▶ _Problem details_: Copy out lines with the word "Russie" from the material that follows.
--- Begin Information supplied ---
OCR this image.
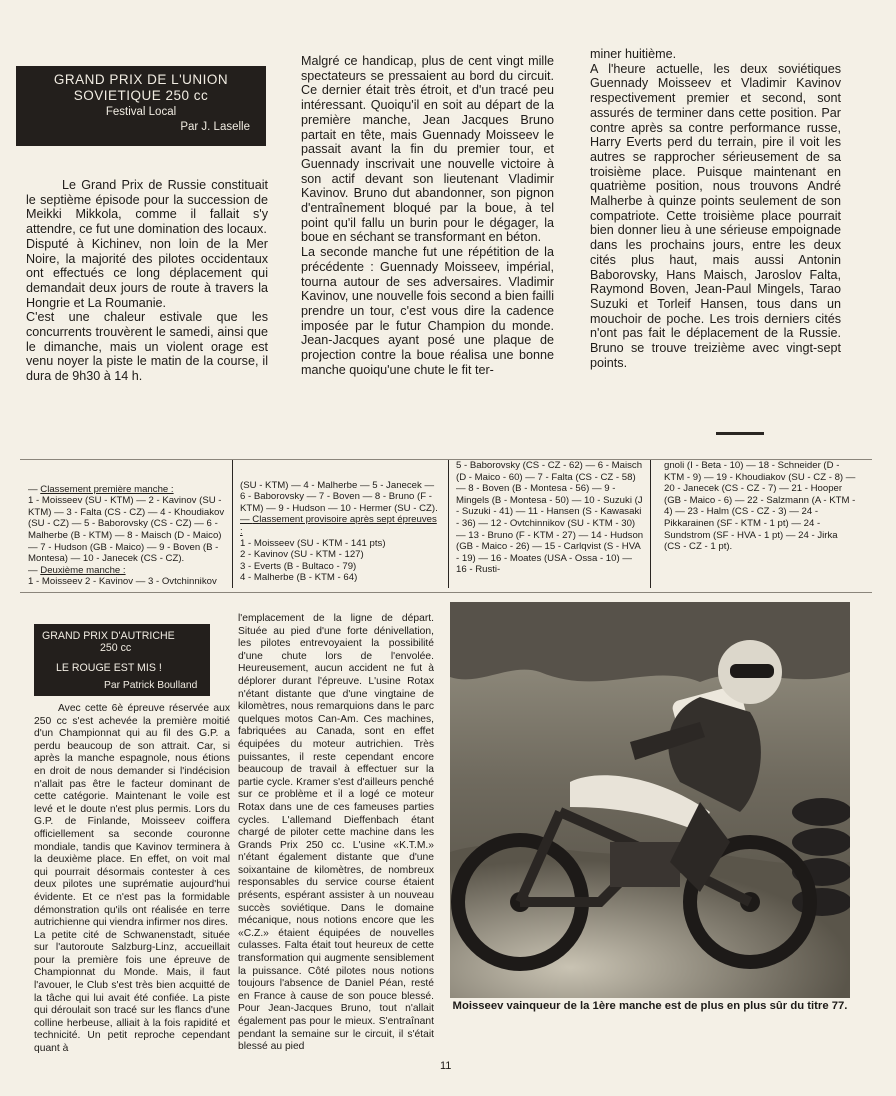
GRAND PRIX DE L'UNION
SOVIETIQUE 250 cc
Festival Local
Par J. Laselle

Le Grand Prix de Russie constituait le septième épisode pour la succession de Meikki Mikkola, comme il fallait s'y attendre, ce fut une domination des locaux.
Disputé à Kichinev, non loin de la Mer Noire, la majorité des pilotes occidentaux ont effectués ce long déplacement qui demandait deux jours de route à travers la Hongrie et La Roumanie.
C'est une chaleur estivale que les concurrents trouvèrent le samedi, ainsi que le dimanche, mais un violent orage est venu noyer la piste le matin de la course, il dura de 9h30 à 14 h.

Malgré ce handicap, plus de cent vingt mille spectateurs se pressaient au bord du circuit. Ce dernier était très étroit, et d'un tracé peu intéressant. Quoiqu'il en soit au départ de la première manche, Jean Jacques Bruno partait en tête, mais Guennady Moisseev le passait avant la fin du premier tour, et Guennady inscrivait une nouvelle victoire à son actif devant son lieutenant Vladimir Kavinov. Bruno dut abandonner, son pignon d'entraînement bloqué par la boue, à tel point qu'il fallu un burin pour le dégager, la boue en séchant se transformant en béton.
La seconde manche fut une répétition de la précédente : Guennady Moisseev, impérial, tourna autour de ses adversaires. Vladimir Kavinov, une nouvelle fois second a bien failli prendre un tour, c'est vous dire la cadence imposée par le futur Champion du monde. Jean-Jacques ayant posé une plaque de projection contre la boue réalisa une bonne manche quoiqu'une chute le fit ter-

miner huitième.
A l'heure actuelle, les deux soviétiques Guennady Moisseev et Vladimir Kavinov respectivement premier et second, sont assurés de terminer dans cette position. Par contre après sa contre performance russe, Harry Everts perd du terrain, pire il voit les autres se rapprocher sérieusement de sa troisième place. Puisque maintenant en quatrième position, nous trouvons André Malherbe à quinze points seulement de son compatriote. Cette troisième place pourrait bien donner lieu à une sérieuse empoignade dans les prochains jours, entre les deux cités plus haut, mais aussi Antonin Baborovsky, Hans Maisch, Jaroslov Falta, Raymond Boven, Jean-Paul Mingels, Tarao Suzuki et Torleif Hansen, tous dans un mouchoir de poche. Les trois derniers cités n'ont pas fait le déplacement de la Russie. Bruno se trouve treizième avec vingt-sept points.

— Classement première manche :
1 - Moisseev (SU - KTM) — 2 - Kavinov (SU - KTM) — 3 - Falta (CS - CZ) — 4 - Khoudiakov (SU - CZ) — 5 - Baborovsky (CS - CZ) — 6 - Malherbe (B - KTM) — 8 - Maisch (D - Maico) — 7 - Hudson (GB - Maico) — 9 - Boven (B - Montesa) — 10 - Janecek (CS - CZ).
— Deuxième manche :
1 - Moisseev 2 - Kavinov — 3 - Ovtchinnikov

(SU - KTM) — 4 - Malherbe — 5 - Janecek — 6 - Baborovsky — 7 - Boven — 8 - Bruno (F - KTM) — 9 - Hudson — 10 - Hermer (SU - CZ).
— Classement provisoire après sept épreuves :
1 - Moisseev (SU - KTM - 141 pts)
2 - Kavinov (SU - KTM - 127)
3 - Everts (B - Bultaco - 79)
4 - Malherbe (B - KTM - 64)

5 - Baborovsky (CS - CZ - 62) — 6 - Maisch (D - Maico - 60) — 7 - Falta (CS - CZ - 58) — 8 - Boven (B - Montesa - 56) — 9 - Mingels (B - Montesa - 50) — 10 - Suzuki (J - Suzuki - 41) — 11 - Hansen (S - Kawasaki - 36) — 12 - Ovtchinnikov (SU - KTM - 30) — 13 - Bruno (F - KTM - 27) — 14 - Hudson (GB - Maico - 26) — 15 - Carlqvist (S - HVA - 19) — 16 - Moates (USA - Ossa - 10) — 16 - Rusti-

gnoli (I - Beta - 10) — 18 - Schneider (D - KTM - 9) — 19 - Khoudiakov (SU - CZ - 8) — 20 - Janecek (CS - CZ - 7) — 21 - Hooper (GB - Maico - 6) — 22 - Salzmann (A - KTM - 4) — 23 - Halm (CS - CZ - 3) — 24 - Pikkarainen (SF - KTM - 1 pt) — 24 - Sundstrom (SF - HVA - 1 pt) — 24 - Jirka (CS - CZ - 1 pt).

GRAND PRIX D'AUTRICHE
250 cc
LE ROUGE EST MIS !
Par Patrick Boulland

Avec cette 6è épreuve réservée aux 250 cc s'est achevée la première moitié d'un Championnat qui au fil des G.P. a perdu beaucoup de son attrait. Car, si après la manche espagnole, nous étions en droit de nous demander si l'indécision n'allait pas être le facteur dominant de cette catégorie. Maintenant le voile est levé et le doute n'est plus permis. Lors du G.P. de Finlande, Moisseev coiffera officiellement sa seconde couronne mondiale, tandis que Kavinov terminera à la deuxième place. En effet, on voit mal qui pourrait désormais contester à ces deux pilotes une suprématie aujourd'hui évidente. Et ce n'est pas la formidable démonstration qu'ils ont réalisée en terre autrichienne qui viendra infirmer nos dires.
La petite cité de Schwanenstadt, située sur l'autoroute Salzburg-Linz, accueillait pour la première fois une épreuve de Championnat du Monde. Mais, il faut l'avouer, le Club s'est très bien acquitté de la tâche qui lui avait été confiée. La piste qui déroulait son tracé sur les flancs d'une colline herbeuse, alliait à la fois rapidité et technicité. Un petit reproche cependant quant à

l'emplacement de la ligne de départ. Située au pied d'une forte dénivellation, les pilotes entrevoyaient la possibilité d'une chute lors de l'envolée. Heureusement, aucun accident ne fut à déplorer durant l'épreuve. L'usine Rotax n'étant distante que d'une vingtaine de kilomètres, nous remarquions dans le parc quelques motos Can-Am. Ces machines, fabriquées au Canada, sont en effet équipées du moteur autrichien. Très puissantes, il reste cependant encore beaucoup de travail à effectuer sur la partie cycle. Kramer s'est d'ailleurs penché sur ce problème et il a logé ce moteur Rotax dans une de ces fameuses parties cycles. L'allemand Dieffenbach étant chargé de piloter cette machine dans les Grands Prix 250 cc. L'usine «K.T.M.» n'étant également distante que d'une soixantaine de kilomètres, de nombreux responsables du service course étaient présents, espérant assister à un nouveau succès soviétique. Dans le domaine mécanique, nous notions encore que les «C.Z.» étaient équipées de nouvelles culasses. Falta était tout heureux de cette transformation qui augmente sensiblement la puissance. Côté pilotes nous notions toujours l'absence de Daniel Péan, resté en France à cause de son pouce blessé. Pour Jean-Jacques Bruno, tout n'allait également pas pour le mieux. S'entraînant pendant la semaine sur le circuit, il s'était blessé au pied

Moisseev vainqueur de la 1ère manche est de plus en plus sûr du titre 77.
11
--- End Information supplied ---
▶ _Reply to the task_:
Le Grand Prix de Russie constituait le septième épisode pour la succession de Meikki Mikkola, comme il fallait s'y attendre, ce fut une domination des locaux.
A l'heure actuelle, les deux soviétiques Guennady Moisseev et Vladimir Kavinov respectivement premier et second, sont assurés de terminer dans cette position. Par contre après sa contre performance russe, Harry Everts perd du terrain, pire il voit les autres se rapprocher sérieusement de sa troisième place. Puisque maintenant en quatrième position, nous trouvons André Malherbe à quinze points seulement de son compatriote. Cette troisième place pourrait bien donner lieu à une sérieuse empoignade dans les prochains jours, entre les deux cités plus haut, mais aussi Antonin Baborovsky, Hans Maisch, Jaroslov Falta, Raymond Boven, Jean-Paul Mingels, Tarao Suzuki et Torleif Hansen, tous dans un mouchoir de poche. Les trois derniers cités n'ont pas fait le déplacement de la Russie. Bruno se trouve treizième avec vingt-sept points.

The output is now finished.